▸ **Rows from a layout dataset**:
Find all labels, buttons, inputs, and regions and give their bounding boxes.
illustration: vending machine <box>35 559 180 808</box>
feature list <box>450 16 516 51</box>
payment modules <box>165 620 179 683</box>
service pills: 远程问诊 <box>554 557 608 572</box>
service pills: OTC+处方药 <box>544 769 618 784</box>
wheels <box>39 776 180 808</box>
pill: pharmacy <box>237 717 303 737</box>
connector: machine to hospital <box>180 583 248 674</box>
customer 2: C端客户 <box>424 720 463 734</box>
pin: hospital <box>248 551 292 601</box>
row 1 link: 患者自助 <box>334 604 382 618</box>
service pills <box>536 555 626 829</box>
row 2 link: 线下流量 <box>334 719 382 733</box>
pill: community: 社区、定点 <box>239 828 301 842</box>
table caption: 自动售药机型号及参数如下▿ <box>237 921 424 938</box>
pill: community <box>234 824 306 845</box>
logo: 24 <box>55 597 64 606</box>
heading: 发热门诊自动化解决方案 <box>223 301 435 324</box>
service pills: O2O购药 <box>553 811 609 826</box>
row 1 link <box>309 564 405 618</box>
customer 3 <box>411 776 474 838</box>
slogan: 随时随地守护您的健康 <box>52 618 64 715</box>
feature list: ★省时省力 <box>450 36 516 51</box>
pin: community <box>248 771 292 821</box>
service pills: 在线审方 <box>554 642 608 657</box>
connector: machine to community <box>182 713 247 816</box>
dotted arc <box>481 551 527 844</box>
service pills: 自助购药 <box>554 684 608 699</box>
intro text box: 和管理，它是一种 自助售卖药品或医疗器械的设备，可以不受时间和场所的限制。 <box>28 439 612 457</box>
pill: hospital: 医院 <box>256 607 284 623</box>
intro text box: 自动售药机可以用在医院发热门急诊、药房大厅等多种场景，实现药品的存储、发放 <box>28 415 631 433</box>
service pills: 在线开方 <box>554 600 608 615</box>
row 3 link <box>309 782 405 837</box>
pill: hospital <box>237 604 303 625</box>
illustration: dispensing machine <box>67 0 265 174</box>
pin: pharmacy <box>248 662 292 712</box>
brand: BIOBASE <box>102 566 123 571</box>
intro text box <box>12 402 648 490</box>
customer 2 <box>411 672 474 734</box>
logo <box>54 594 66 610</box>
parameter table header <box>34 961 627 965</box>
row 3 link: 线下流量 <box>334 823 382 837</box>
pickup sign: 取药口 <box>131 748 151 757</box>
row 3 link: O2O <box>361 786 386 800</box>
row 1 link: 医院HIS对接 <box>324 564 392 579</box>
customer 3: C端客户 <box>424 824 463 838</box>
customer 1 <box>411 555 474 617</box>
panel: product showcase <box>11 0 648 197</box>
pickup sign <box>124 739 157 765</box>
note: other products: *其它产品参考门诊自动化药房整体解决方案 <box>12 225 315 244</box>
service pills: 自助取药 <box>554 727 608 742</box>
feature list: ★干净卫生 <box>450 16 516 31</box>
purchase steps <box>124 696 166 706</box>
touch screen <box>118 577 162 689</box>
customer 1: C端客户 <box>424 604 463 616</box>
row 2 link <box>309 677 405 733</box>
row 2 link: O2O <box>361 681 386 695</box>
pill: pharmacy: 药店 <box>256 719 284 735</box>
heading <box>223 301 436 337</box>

▸ **GOAL**:
Please reproduce every line of the data above, character for character.

▸ **RESPONSE BELOW**:
Find all labels, buttons, inputs, and regions and give their bounding boxes.
illustration: vending machine <box>35 559 180 808</box>
feature list <box>450 16 516 51</box>
payment modules <box>165 620 179 683</box>
service pills: 远程问诊 <box>554 557 608 572</box>
service pills: OTC+处方药 <box>544 769 618 784</box>
wheels <box>39 776 180 808</box>
pill: pharmacy <box>237 717 303 737</box>
connector: machine to hospital <box>180 583 248 674</box>
customer 2: C端客户 <box>424 720 463 734</box>
pin: hospital <box>248 551 292 601</box>
row 1 link: 患者自助 <box>334 604 382 618</box>
service pills <box>536 555 626 829</box>
row 2 link: 线下流量 <box>334 719 382 733</box>
pill: community: 社区、定点 <box>239 828 301 842</box>
table caption: 自动售药机型号及参数如下▿ <box>237 921 424 938</box>
pill: community <box>234 824 306 845</box>
logo: 24 <box>55 597 64 606</box>
heading: 发热门诊自动化解决方案 <box>223 301 435 324</box>
service pills: O2O购药 <box>553 811 609 826</box>
row 1 link <box>309 564 405 618</box>
customer 3 <box>411 776 474 838</box>
slogan: 随时随地守护您的健康 <box>52 618 64 715</box>
feature list: ★省时省力 <box>450 36 516 51</box>
pin: community <box>248 771 292 821</box>
service pills: 在线审方 <box>554 642 608 657</box>
connector: machine to community <box>182 713 247 816</box>
dotted arc <box>481 551 527 844</box>
service pills: 自助购药 <box>554 684 608 699</box>
intro text box: 和管理，它是一种 自助售卖药品或医疗器械的设备，可以不受时间和场所的限制。 <box>28 439 612 457</box>
pill: hospital: 医院 <box>256 607 284 623</box>
intro text box: 自动售药机可以用在医院发热门急诊、药房大厅等多种场景，实现药品的存储、发放 <box>28 415 631 433</box>
service pills: 在线开方 <box>554 600 608 615</box>
row 3 link <box>309 782 405 837</box>
pill: hospital <box>237 604 303 625</box>
illustration: dispensing machine <box>67 0 265 174</box>
pin: pharmacy <box>248 662 292 712</box>
brand: BIOBASE <box>102 566 123 571</box>
intro text box <box>12 402 648 490</box>
customer 2 <box>411 672 474 734</box>
logo <box>54 594 66 610</box>
parameter table header <box>34 961 627 965</box>
row 3 link: 线下流量 <box>334 823 382 837</box>
pickup sign: 取药口 <box>131 748 151 757</box>
row 3 link: O2O <box>361 786 386 800</box>
row 1 link: 医院HIS对接 <box>324 564 392 579</box>
customer 3: C端客户 <box>424 824 463 838</box>
customer 1 <box>411 555 474 617</box>
panel: product showcase <box>11 0 648 197</box>
pickup sign <box>124 739 157 765</box>
note: other products: *其它产品参考门诊自动化药房整体解决方案 <box>12 225 315 244</box>
service pills: 自助取药 <box>554 727 608 742</box>
feature list: ★干净卫生 <box>450 16 516 31</box>
purchase steps <box>124 696 166 706</box>
touch screen <box>118 577 162 689</box>
customer 1: C端客户 <box>424 604 463 616</box>
row 2 link <box>309 677 405 733</box>
row 2 link: O2O <box>361 681 386 695</box>
pill: pharmacy: 药店 <box>256 719 284 735</box>
heading <box>223 301 436 337</box>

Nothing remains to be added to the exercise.